Locate all lines with the word "المترجم". Copy them.

■ **Data to use**:
——

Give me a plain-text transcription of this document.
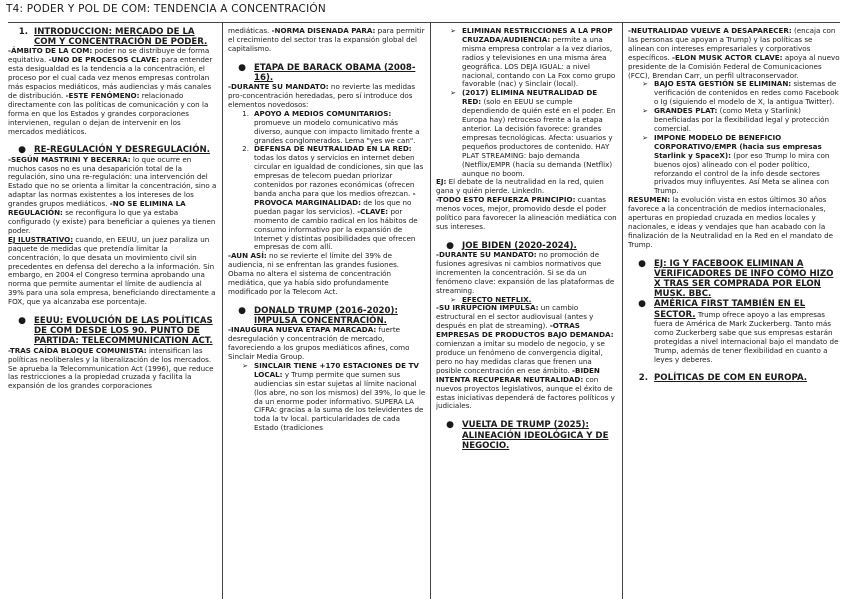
T4: PODER Y POL DE COM: TENDENCIA A CONCENTRACIÓN
1. INTRODUCCIÓN: MERCADO DE LA COM Y CONCENTRACIÓN DE PODER.

-ÁMBITO DE LA COM: poder no se distribuye de forma equitativa. -UNO DE PROCESOS CLAVE: para entender esta desigualdad es la tendencia a la concentración, el proceso por el cual cada vez menos empresas controlan más espacios mediáticos, más audiencias y más canales de distribución. -ESTE FENÓMENO: relacionado directamente con las políticas de comunicación y con la forma en que los Estados y grandes corporaciones intervienen, regulan o dejan de intervenir en los mercados mediáticos.

● RE-REGULACIÓN Y DESREGULACIÓN.

-SEGÚN MASTRINI Y BECERRA: lo que ocurre en muchos casos no es una desaparición total de la regulación, sino una re-regulación: una intervención del Estado que no se orienta a limitar la concentración, sino a adaptar las normas existentes a los intereses de los grandes grupos mediáticos. -NO SE ELIMINA LA REGULACIÓN: se reconfigura lo que ya estaba configurado (y existe) para beneficiar a quienes ya tienen poder.

EJ ILUSTRATIVO: cuando, en EEUU, un juez paraliza un paquete de medidas que pretendía limitar la concentración, lo que desata un movimiento civil sin precedentes en defensa del derecho a la información. Sin embargo, en 2004 el Congreso termina aprobando una norma que permite aumentar el límite de audiencia al 39% para una sola empresa, beneficiando directamente a FOX, que ya alcanzaba ese porcentaje.

● EEUU: EVOLUCIÓN DE LAS POLÍTICAS DE COM DESDE LOS 90. PUNTO DE PARTIDA: TELECOMMUNICATION ACT.

-TRAS CAÍDA BLOQUE COMUNISTA: intensifican las políticas neoliberales y la liberalización de los mercados. Se aprueba la Telecommunication Act (1996), que reduce las restricciones a la propiedad cruzada y facilita la expansión de los grandes corporaciones

mediáticas. -NORMA DISEÑADA PARA: para permitir el crecimiento del sector tras la expansión global del capitalismo.

● ETAPA DE BARACK OBAMA (2008-16).

-DURANTE SU MANDATO: no revierte las medidas pro-concentración heredadas, pero sí introduce dos elementos novedosos:

1. APOYO A MEDIOS COMUNITARIOS: promueve un modelo comunicativo más diverso, aunque con impacto limitado frente a grandes conglomerados. Lema "yes we can".
2. DEFENSA DE NEUTRALIDAD EN LA RED: todas los datos y servicios en internet deben circular en igualdad de condiciones, sin que las empresas de telecom puedan priorizar contenidos por razones económicas (ofrecen banda ancha para que los medios ofrezcan. -PROVOCA MARGINALIDAD: de los que no puedan pagar los servicios). -CLAVE: por momento de cambio radical en los hábitos de consumo informativo por la expansión de Internet y distintas posibilidades que ofrecen empresas de com allí.

-AUN ASÍ: no se revierte el límite del 39% de audiencia, ni se enfrentan las grandes fusiones. Obama no altera el sistema de concentración mediática, que ya había sido profundamente modificado por la Telecom Act.

● DONALD TRUMP (2016-2020): IMPULSA CONCENTRACIÓN.

-INAUGURA NUEVA ETAPA MARCADA: fuerte desregulación y concentración de mercado, favoreciendo a los grupos mediáticos afines, como Sinclair Media Group.

➢ SINCLAIR TIENE +170 ESTACIONES DE TV LOCAL: y Trump permite que sumen sus audiencias sin estar sujetas al límite nacional (los abre, no son los mismos) del 39%, lo que le da un enorme poder informativo. SUPERA LA CIFRA: gracias a la suma de los televidentes de toda la tv local. particularidades de cada Estado (tradiciones
➢ ELIMINAN RESTRICCIONES A LA PROP CRUZADA/AUDIENCIA: permite a una misma empresa controlar a la vez diarios, radios y televisiones en una misma área geográfica. LOS DEJA IGUAL: a nivel nacional, contando con La Fox como grupo favorable (nac) y Sinclair (local).
➢ (2017) ELIMINA NEUTRALIDAD DE RED: (solo en EEUU se cumple dependiendo de quién esté en el poder. En Europa hay) retroceso frente a la etapa anterior. La decisión favorece: grandes empresas tecnológicas. Afecta: usuarios y pequeños productores de contenido. HAY PLAT STREAMING: bajo demanda (Netflix/EMPR (hacia su demanda (Netflix) aunque no boom.

EJ: El debate de la neutralidad en la red, quien gana y quién pierde. LinkedIn.

-TODO ESTO REFUERZA PRINCIPIO: cuantas menos voces, mejor, promovido desde el poder político para favorecer la alineación mediática con sus intereses.

● JOE BIDEN (2020-2024).

-DURANTE SU MANDATO: no promoción de fusiones agresivas ni cambios normativos que incrementen la concentración. Si se da un fenómeno clave: expansión de las plataformas de streaming.

➢ EFECTO NETFLIX.

-SU IRRUPCIÓN IMPULSA: un cambio estructural en el sector audiovisual (antes y después en plat de streaming). -OTRAS EMPRESAS DE PRODUCTOS BAJO DEMANDA: comienzan a imitar su modelo de negocio, y se produce un fenómeno de convergencia digital, pero no hay medidas claras que frenen una posible concentración en ese ámbito. -BIDEN INTENTA RECUPERAR NEUTRALIDAD: con nuevos proyectos legislativos, aunque el éxito de estas iniciativas dependerá de factores políticos y judiciales.

● VUELTA DE TRUMP (2025): ALINEACIÓN IDEOLÓGICA Y DE NEGOCIO.

-NEUTRALIDAD VUELVE A DESAPARECER: (encaja con las personas que apoyan a Trump) y las políticas se alinean con intereses empresariales y corporativos específicos. -ELON MUSK ACTOR CLAVE: apoya al nuevo presidente de la Comisión Federal de Comunicaciones (FCC), Brendan Carr, un perfil ultraconservador.

➢ BAJO ESTA GESTIÓN SE ELIMINAN: sistemas de verificación de contenidos en redes como Facebook o Ig (siguiendo el modelo de X, la antigua Twitter).
➢ GRANDES PLAT: (como Meta y Starlink) beneficiadas por la flexibilidad legal y protección comercial.
➢ IMPONE MODELO DE BENEFICIO CORPORATIVO/EMPR (hacia sus empresas Starlink y SpaceX): (por eso Trump lo mira con buenos ojos) alineado con el poder político, reforzando el control de la info desde sectores privados muy influyentes. Así Meta se alinea con Trump.

RESUMEN: la evolución vista en estos últimos 30 años favorece a la concentración de medios internacionales, aperturas en propiedad cruzada en medios locales y nacionales, e ideas y vendajes que han acabado con la finalización de la Neutralidad en la Red en el mandato de Trump.

● EJ: IG Y FACEBOOK ELIMINAN A VERIFICADORES DE INFO CÓMO HIZO X TRAS SER COMPRADA POR ELON MUSK. BBC.
● AMÉRICA FIRST TAMBIÉN EN EL SECTOR. Trump ofrece apoyo a las empresas fuera de América de Mark Zuckerberg. Tanto más como Zuckerberg sabe que sus empresas estarán protegidas a nivel internacional bajo el mandato de Trump, además de tener flexibilidad en cuanto a leyes y deberes.
2. POLÍTICAS DE COM EN EUROPA.
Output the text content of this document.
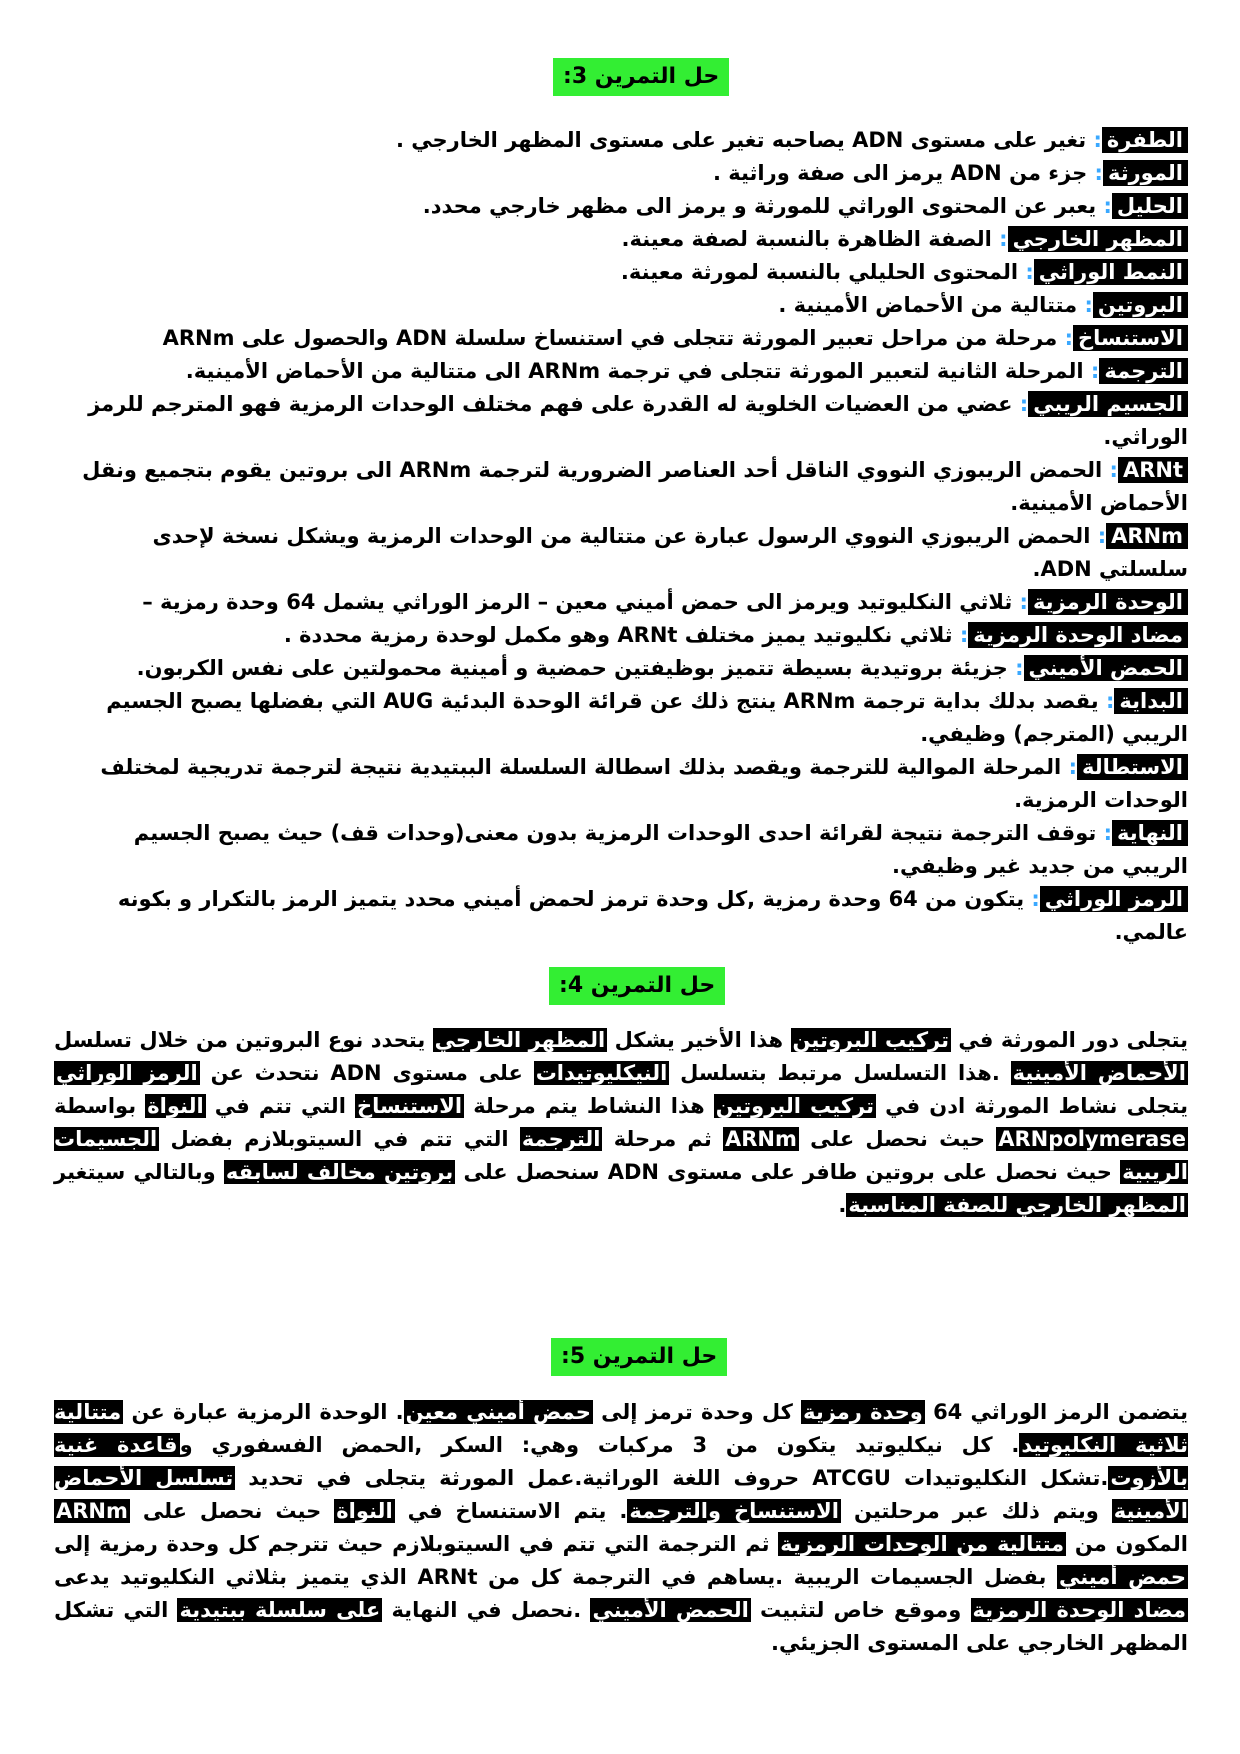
حل التمرين 3:
الطفرة: تغير على مستوى ADN يصاحبه تغير على مستوى المظهر الخارجي .
المورثة: جزء من ADN يرمز الى صفة وراثية .
الحليل: يعبر عن المحتوى الوراثي للمورثة و يرمز الى مظهر خارجي محدد.
المظهر الخارجي: الصفة الظاهرة بالنسبة لصفة معينة.
النمط الوراثي: المحتوى الحليلي بالنسبة لمورثة معينة.
البروتين: متتالية من الأحماض الأمينية .
الاستنساخ: مرحلة من مراحل تعبير المورثة تتجلى في استنساخ سلسلة ADN والحصول على ARNm
الترجمة: المرحلة الثانية لتعبير المورثة تتجلى في ترجمة ARNm الى متتالية من الأحماض الأمينية.
الجسيم الريبي: عضي من العضيات الخلوية له القدرة على فهم مختلف الوحدات الرمزية فهو المترجم للرمز الوراثي.
ARNt: الحمض الريبوزي النووي الناقل أحد العناصر الضرورية لترجمة ARNm الى بروتين يقوم بتجميع ونقل الأحماض الأمينية.
ARNm: الحمض الريبوزي النووي الرسول عبارة عن متتالية من الوحدات الرمزية ويشكل نسخة لإحدى سلسلتي ADN.
الوحدة الرمزية: ثلاثي النكليوتيد ويرمز الى حمض أميني معين – الرمز الوراثي يشمل 64 وحدة رمزية –
مضاد الوحدة الرمزية: ثلاثي نكليوتيد يميز مختلف ARNt وهو مكمل لوحدة رمزية محددة .
الحمض الأميني: جزيئة بروتيدية بسيطة تتميز بوظيفتين حمضية و أمينية محمولتين على نفس الكربون.
البداية: يقصد بدلك بداية ترجمة ARNm ينتج ذلك عن قرائة الوحدة البدئية AUG التي بفضلها يصبح الجسيم الريبي (المترجم) وظيفي.
الاستطالة: المرحلة الموالية للترجمة ويقصد بذلك اسطالة السلسلة الببتيدية نتيجة لترجمة تدريجية لمختلف الوحدات الرمزية.
النهاية: توقف الترجمة نتيجة لقرائة احدى الوحدات الرمزية بدون معنى(وحدات قف) حيث يصبح الجسيم الريبي من جديد غير وظيفي.
الرمز الوراثي: يتكون من 64 وحدة رمزية ,كل وحدة ترمز لحمض أميني محدد يتميز الرمز بالتكرار و بكونه عالمي.
حل التمرين 4:
يتجلى دور المورثة في تركيب البروتين هذا الأخير يشكل المظهر الخارجي يتحدد نوع البروتين من خلال تسلسل الأحماض الأمينية .هذا التسلسل مرتبط بتسلسل النيكليوتيدات على مستوى ADN نتحدث عن الرمز الوراثي يتجلى نشاط المورثة ادن في تركيب البروتين هذا النشاط يتم مرحلة الاستنساخ التي تتم في النواة بواسطة ARNpolymerase حيث نحصل على ARNm ثم مرحلة الترجمة التي تتم في السيتوبلازم بفضل الجسيمات الريبية حيث نحصل على بروتين طافر على مستوى ADN سنحصل على بروتين مخالف لسابقه وبالتالي سيتغير المظهر الخارجي للصفة المناسبة.
حل التمرين 5:
يتضمن الرمز الوراثي 64 وحدة رمزية كل وحدة ترمز إلى حمض أميني معين. الوحدة الرمزية عبارة عن متتالية ثلاثية النكليوتيد. كل نيكليوتيد يتكون من 3 مركبات وهي: السكر ,الحمض الفسفوري وقاعدة غنية بالأزوت.تشكل النكليوتيدات ATCGU حروف اللغة الوراثية.عمل المورثة يتجلى في تحديد تسلسل الأحماض الأمينية ويتم ذلك عبر مرحلتين الاستنساخ والترجمة. يتم الاستنساخ في النواة حيث نحصل على ARNm المكون من متتالية من الوحدات الرمزية ثم الترجمة التي تتم في السيتوبلازم حيث تترجم كل وحدة رمزية إلى حمض أميني بفضل الجسيمات الريبية .يساهم في الترجمة كل من ARNt الذي يتميز بثلاثي النكليوتيد يدعى مضاد الوحدة الرمزية وموقع خاص لتثبيت الحمض الأميني .نحصل في النهاية على سلسلة ببتيدية التي تشكل المظهر الخارجي على المستوى الجزيئي.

——

■ **Response to this exercise**:
الجسيم الريبي: عضي من العضيات الخلوية له القدرة على فهم مختلف الوحدات الرمزية فهو المترجم للرمز الوراثي.
البداية: يقصد بدلك بداية ترجمة ARNm ينتج ذلك عن قرائة الوحدة البدئية AUG التي بفضلها يصبح الجسيم الريبي (المترجم) وظيفي.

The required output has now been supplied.